-- DATA ROWS --
____________

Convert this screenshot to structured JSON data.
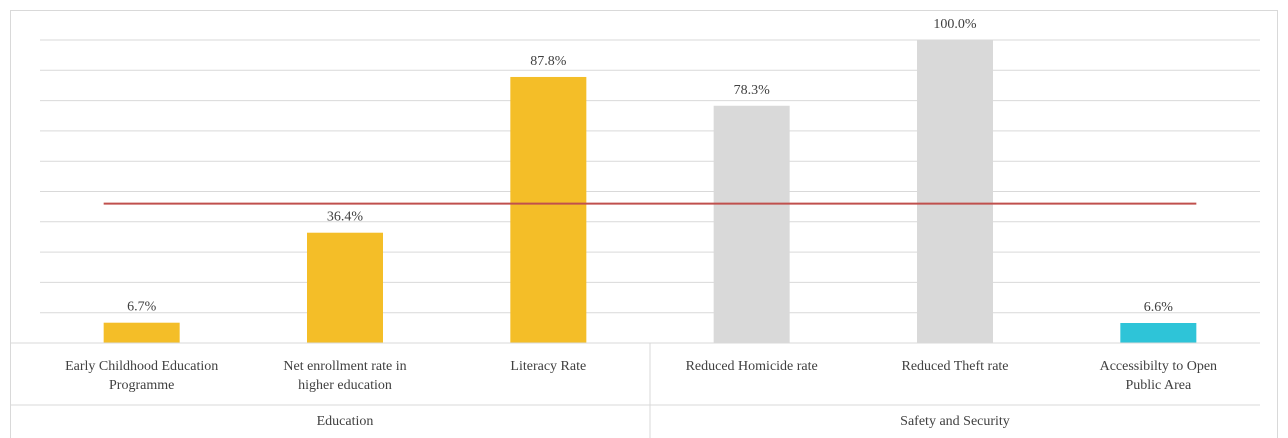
{
  "chart_data": {
    "type": "bar",
    "title": "",
    "xlabel": "",
    "ylabel": "",
    "ylim": [
      0,
      100
    ],
    "gridlines": true,
    "legend": "none",
    "categories": [
      {
        "label": [
          "Early Childhood Education",
          "Programme"
        ],
        "group": "Education",
        "value": 6.7,
        "data_label": "6.7%",
        "color": "#F4BE28"
      },
      {
        "label": [
          "Net enrollment rate in",
          "higher education"
        ],
        "group": "Education",
        "value": 36.4,
        "data_label": "36.4%",
        "color": "#F4BE28"
      },
      {
        "label": [
          "Literacy Rate"
        ],
        "group": "Education",
        "value": 87.8,
        "data_label": "87.8%",
        "color": "#F4BE28"
      },
      {
        "label": [
          "Reduced Homicide rate"
        ],
        "group": "Safety and Security",
        "value": 78.3,
        "data_label": "78.3%",
        "color": "#D9D9D9"
      },
      {
        "label": [
          "Reduced Theft rate"
        ],
        "group": "Safety and Security",
        "value": 100.0,
        "data_label": "100.0%",
        "color": "#D9D9D9"
      },
      {
        "label": [
          "Accessibilty to Open",
          "Public Area"
        ],
        "group": "Safety and Security",
        "value": 6.6,
        "data_label": "6.6%",
        "color": "#2EC4D8"
      }
    ],
    "groups": [
      "Education",
      "Safety and Security"
    ],
    "reference_line": {
      "value": 46.0,
      "color": "#C0504D"
    }
  }
}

____________

-- PROBLEM --
Copy out all the data without changing anything, and drop the pictures.

-- COMPLETE OUTPUT --
Convert this screenshot to structured JSON data.
{
  "chart_data": {
    "type": "bar",
    "title": "",
    "xlabel": "",
    "ylabel": "",
    "ylim": [
      0,
      100
    ],
    "gridlines": true,
    "legend": "none",
    "categories": [
      {
        "label": [
          "Early Childhood Education",
          "Programme"
        ],
        "group": "Education",
        "value": 6.7,
        "data_label": "6.7%",
        "color": "#F4BE28"
      },
      {
        "label": [
          "Net enrollment rate in",
          "higher education"
        ],
        "group": "Education",
        "value": 36.4,
        "data_label": "36.4%",
        "color": "#F4BE28"
      },
      {
        "label": [
          "Literacy Rate"
        ],
        "group": "Education",
        "value": 87.8,
        "data_label": "87.8%",
        "color": "#F4BE28"
      },
      {
        "label": [
          "Reduced Homicide rate"
        ],
        "group": "Safety and Security",
        "value": 78.3,
        "data_label": "78.3%",
        "color": "#D9D9D9"
      },
      {
        "label": [
          "Reduced Theft rate"
        ],
        "group": "Safety and Security",
        "value": 100.0,
        "data_label": "100.0%",
        "color": "#D9D9D9"
      },
      {
        "label": [
          "Accessibilty to Open",
          "Public Area"
        ],
        "group": "Safety and Security",
        "value": 6.6,
        "data_label": "6.6%",
        "color": "#2EC4D8"
      }
    ],
    "groups": [
      "Education",
      "Safety and Security"
    ],
    "reference_line": {
      "value": 46.0,
      "color": "#C0504D"
    }
  }
}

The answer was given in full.